[Extracted records]
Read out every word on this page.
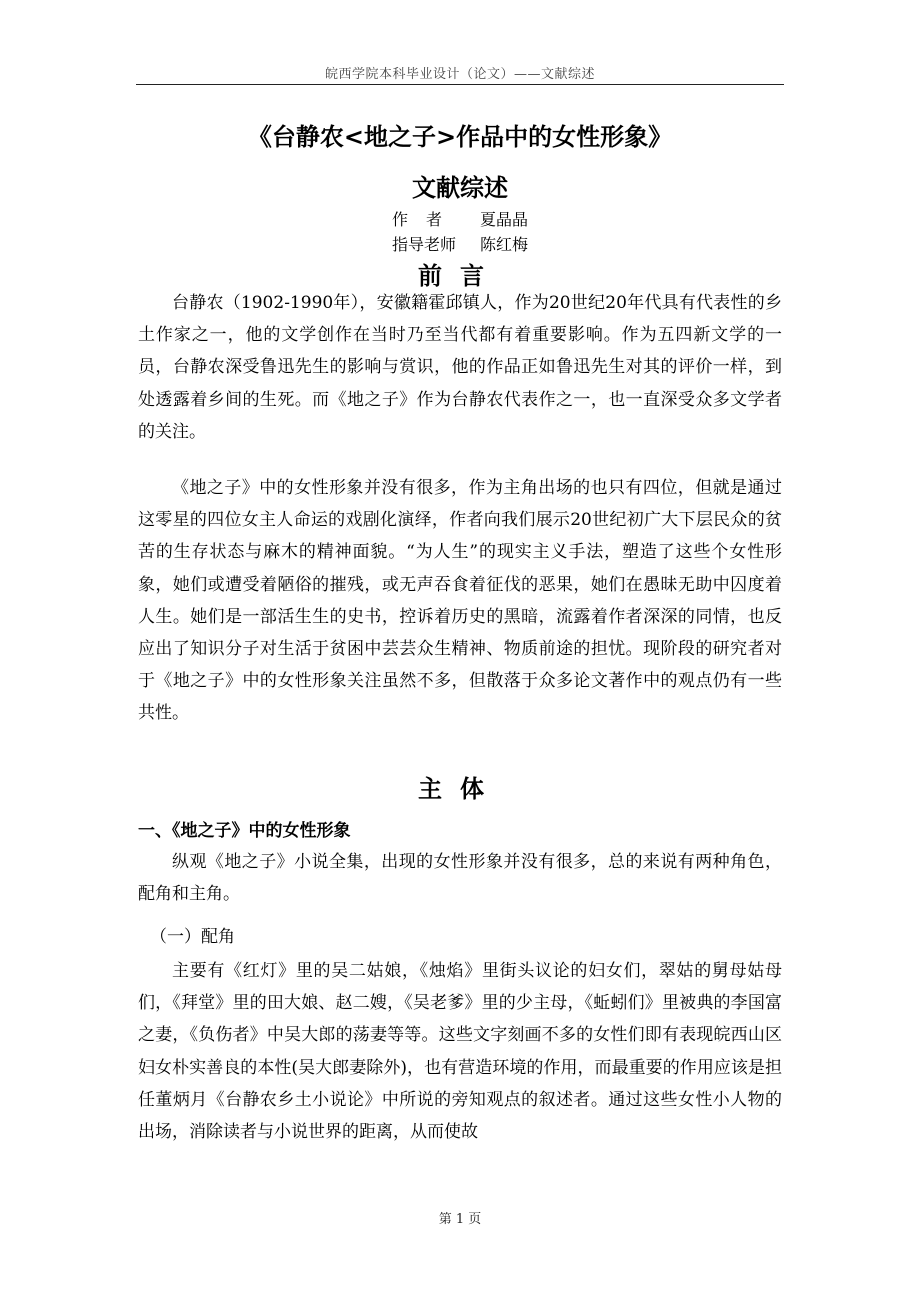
皖西学院本科毕业设计（论文）——文献综述
《台静农<地之子>作品中的女性形象》
文献综述
作者 夏晶晶
指导老师 陈红梅
前言

台静农（1902-1990年），安徽籍霍邱镇人，作为20世纪20年代具有代表性的乡土作家之一，他的文学创作在当时乃至当代都有着重要影响。作为五四新文学的一员，台静农深受鲁迅先生的影响与赏识，他的作品正如鲁迅先生对其的评价一样，到处透露着乡间的生死。而《地之子》作为台静农代表作之一，也一直深受众多文学者的关注。

《地之子》中的女性形象并没有很多，作为主角出场的也只有四位，但就是通过这零星的四位女主人命运的戏剧化演绎，作者向我们展示20世纪初广大下层民众的贫苦的生存状态与麻木的精神面貌。“为人生”的现实主义手法，塑造了这些个女性形象，她们或遭受着陋俗的摧残，或无声吞食着征伐的恶果，她们在愚昧无助中囚度着人生。她们是一部活生生的史书，控诉着历史的黑暗，流露着作者深深的同情，也反应出了知识分子对生活于贫困中芸芸众生精神、物质前途的担忧。现阶段的研究者对于《地之子》中的女性形象关注虽然不多，但散落于众多论文著作中的观点仍有一些共性。

主体
一、《地之子》中的女性形象

纵观《地之子》小说全集，出现的女性形象并没有很多，总的来说有两种角色，配角和主角。

（一）配角

主要有《红灯》里的吴二姑娘，《烛焰》里街头议论的妇女们，翠姑的舅母姑母们，《拜堂》里的田大娘、赵二嫂，《吴老爹》里的少主母，《蚯蚓们》里被典的李国富之妻，《负伤者》中吴大郎的荡妻等等。这些文字刻画不多的女性们即有表现皖西山区妇女朴实善良的本性(吴大郎妻除外)，也有营造环境的作用，而最重要的作用应该是担任董炳月《台静农乡土小说论》中所说的旁知观点的叙述者。通过这些女性小人物的出场，消除读者与小说世界的距离，从而使故

第 1 页
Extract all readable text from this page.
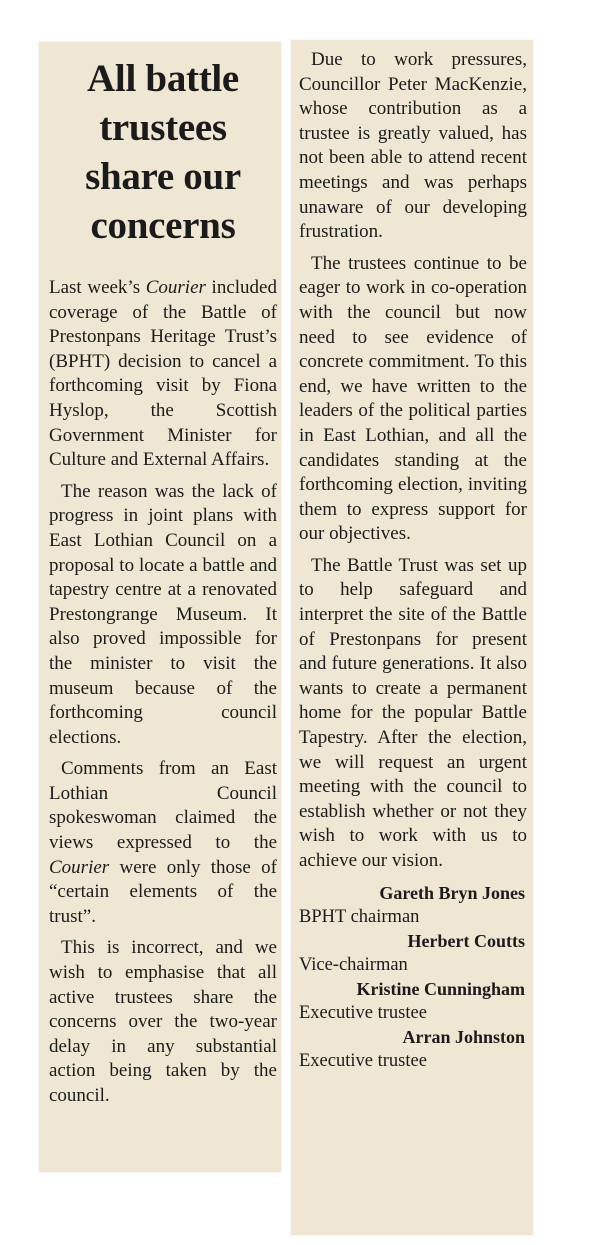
All battle
trustees
share our
concerns

Last week’s Courier included coverage of the Battle of Prestonpans Heritage Trust’s (BPHT) decision to cancel a forthcoming visit by Fiona Hyslop, the Scottish Government Minister for Culture and External Affairs.

The reason was the lack of progress in joint plans with East Lothian Council on a proposal to locate a battle and tapestry centre at a renovated Prestongrange Museum. It also proved impossible for the minister to visit the museum because of the forthcoming council elections.

Comments from an East Lothian Council spokeswoman claimed the views expressed to the Courier were only those of “certain elements of the trust”.

This is incorrect, and we wish to emphasise that all active trustees share the concerns over the two-year delay in any substantial action being taken by the council.

Due to work pressures, Councillor Peter MacKenzie, whose contribution as a trustee is greatly valued, has not been able to attend recent meetings and was perhaps unaware of our developing frustration.

The trustees continue to be eager to work in co-operation with the council but now need to see evidence of concrete commitment. To this end, we have written to the leaders of the political parties in East Lothian, and all the candidates standing at the forthcoming election, inviting them to express support for our objectives.

The Battle Trust was set up to help safeguard and interpret the site of the Battle of Prestonpans for present and future generations. It also wants to create a permanent home for the popular Battle Tapestry. After the election, we will request an urgent meeting with the council to establish whether or not they wish to work with us to achieve our vision.

Gareth Bryn Jones
BPHT chairman
Herbert Coutts
Vice-chairman
Kristine Cunningham
Executive trustee
Arran Johnston
Executive trustee
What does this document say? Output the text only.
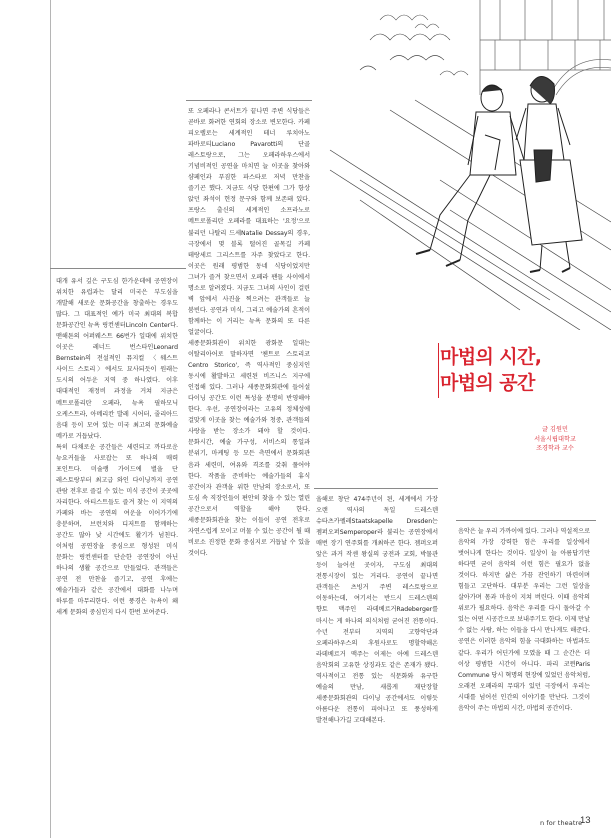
마법의 시간,
마법의 공간
글 김원민
서울시립대학교
조경학과 교수

대개 유서 깊은 구도심 한가운데에 공연장이 위치한 유럽과는 달리 미국은 부도심을 개발해 새로운 문화공간을 창출하는 경우도 많다. 그 대표적인 예가 미국 최대의 복합 문화공간인 뉴욕 링컨센터Lincoln Center다. 맨해튼의 어퍼웨스트 66번가 일대에 위치한 이곳은 레너드 번스타인Leonard Bernstein의 전설적인 뮤지컬 〈웨스트 사이드 스토리〉에서도 묘사되듯이 원래는 도시의 어두운 지역 중 하나였다. 이후 대대적인 재정비 과정을 거쳐 지금은 메트로폴리탄 오페라, 뉴욕 필하모닉 오케스트라, 아메리칸 발레 시어터, 줄리아드 음대 등이 모여 있는 미국 최고의 문화예술 메카로 거듭났다.

특히 다채로운 공간들은 세련되고 까다로운 뉴요커들을 사로잡는 또 하나의 매력 포인트다. 미슐랭 가이드에 별을 단 레스토랑부터 최고급 와인 다이닝까지 공연 관람 전후로 즐길 수 있는 미식 공간이 곳곳에 자리한다. 아티스트들도 즐겨 찾는 이 지역의 카페와 바는 공연의 여운을 이어가기에 충분하며, 브런치와 디저트를 함께하는 공간도 많아 낮 시간에도 활기가 넘친다. 이처럼 공연장을 중심으로 형성된 미식 문화는 링컨센터를 단순한 공연장이 아닌 하나의 생활 공간으로 만들었다. 관객들은 공연 전 만찬을 즐기고, 공연 후에는 예술가들과 같은 공간에서 대화를 나누며 하루를 마무리한다. 이런 풍경은 뉴욕이 왜 세계 문화의 중심인지 다시 한번 보여준다.

또 오페라나 콘서트가 끝나면 주변 식당들은 곧바로 화려한 연회의 장소로 변모한다. 카페 피오렐로는 세계적인 테너 루치아노 파바로티Luciano Pavarotti의 단골 레스토랑으로, 그는 오페라하우스에서 기념비적인 공연을 마치면 늘 이곳을 찾아와 샴페인과 푸짐한 파스타로 저녁 만찬을 즐기곤 했다. 지금도 식당 한편에 그가 항상 앉던 좌석이 헌정 문구와 함께 보존돼 있다. 프랑스 출신의 세계적인 소프라노로 메트로폴리탄 오페라를 대표하는 '요정'으로 불리던 나탈리 드세Natalie Dessay의 경우, 극장에서 몇 블록 떨어진 골목길 카페 테랑세르 그리스트를 자주 찾았다고 한다. 이곳은 원래 평범한 동네 식당이었지만 그녀가 즐겨 찾으면서 오페라 팬들 사이에서 명소로 알려졌다. 지금도 그녀의 사인이 걸린 벽 앞에서 사진을 찍으려는 관객들로 늘 붐빈다. 공연과 미식, 그리고 예술가의 흔적이 함께하는 이 거리는 뉴욕 문화의 또 다른 얼굴이다.

세종문화회관이 위치한 광화문 일대는 이탈리아어로 말하자면 '첸트로 스토리코 Centro Storico', 즉 역사적인 중심지인 동시에 활발하고 세련된 비즈니스 지구에 인접해 있다. 그러나 세종문화회관에 들어설 다이닝 공간도 이런 특성을 분명히 반영해야 한다. 우선, 공연장이라는 고유의 정체성에 걸맞게 이곳을 찾는 예술가와 청중, 관객들의 사랑을 받는 장소가 돼야 할 것이다. 문화시간, 예술 가구성, 서비스의 통일과 분위기, 마케팅 등 모든 측면에서 문화회관 음과 세련미, 여유와 격조를 갖춰 풀어야 한다. 작품을 준비하는 예술가들의 휴식 공간이자 관객을 위한 만남의 장소로서, 또 도심 속 직장인들이 편안히 찾을 수 있는 열린 공간으로서 역할을 해야 한다. 세종문화회관을 찾는 이들이 공연 전후로 자연스럽게 모이고 머물 수 있는 공간이 될 때 비로소 진정한 문화 중심지로 거듭날 수 있을 것이다.

올해로 창단 474주년이 된, 세계에서 가장 오랜 역사의 독일 드레스덴 슈타츠카펠레Staatskapelle Dresden는 젬퍼오퍼Semperoper라 불리는 공연장에서 매번 장기 연주회를 개최하곤 한다. 젬퍼오퍼 앞은 과거 작센 왕실의 궁전과 교회, 박물관 등이 늘어선 곳이자, 구도심 최대의 전통시장이 있는 거리다. 공연이 끝나면 관객들은 츠빙거 주변 레스토랑으로 이동하는데, 여기서는 반드시 드레스덴의 향토 맥주인 라데베르거Radeberger를 마시는 게 하나의 의식처럼 굳어진 전통이다. 수년 전부터 지역의 고향악단과 오페라하우스의 후원사로도 명할약해온 라데베르거 맥주는 이제는 아예 드레스덴 음악회의 고유한 상징과도 같은 존재가 됐다. 역사적이고 전통 있는 식문화와 유구한 예술의 만남, 새롭게 재단장할 세종문화회관의 다이닝 공간에서도 이렇듯 아름다운 전통이 피어나고 또 풍성하게 발전해나가길 고대해본다.

음악은 늘 우리 가까이에 있다. 그러나 역설적으로 음악의 가장 강력한 힘은 우리를 일상에서 벗어나게 한다는 것이다. 일상이 늘 아름답기만 하다면 굳이 음악의 이런 힘은 필요가 없을 것이다. 하지만 삶은 가끔 잔인하기 마련이며 힘들고 고단하다. 대부분 우리는 그런 일상을 살아가며 몸과 마음이 지쳐 버린다. 이때 음악의 위로가 필요하다. 음악은 우리를 다시 돌아갈 수 있는 어떤 시공간으로 보내주기도 한다. 이제 만날 수 없는 사람, 하는 이들을 다시 만나게도 해준다. 공연은 이러한 음악의 힘을 극대화하는 마법과도 같다. 우리가 어딘가에 모였을 때 그 순간은 더 이상 평범한 시간이 아니다. 파리 코뮌Paris Commune 당시 혁명의 현장에 있었던 음악처럼, 오래전 오페라의 무대가 있던 극장에서 우리는 시대를 넘어선 인간의 이야기를 만난다. 그것이 음악이 주는 마법의 시간, 마법의 공간이다.

n for theatre
13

» SHORT EXERCISE: List every line above that contains the word "text".

» ANSWER TO THE TASK:
Extract all readable text from this page.
What does this document say? Output the text only.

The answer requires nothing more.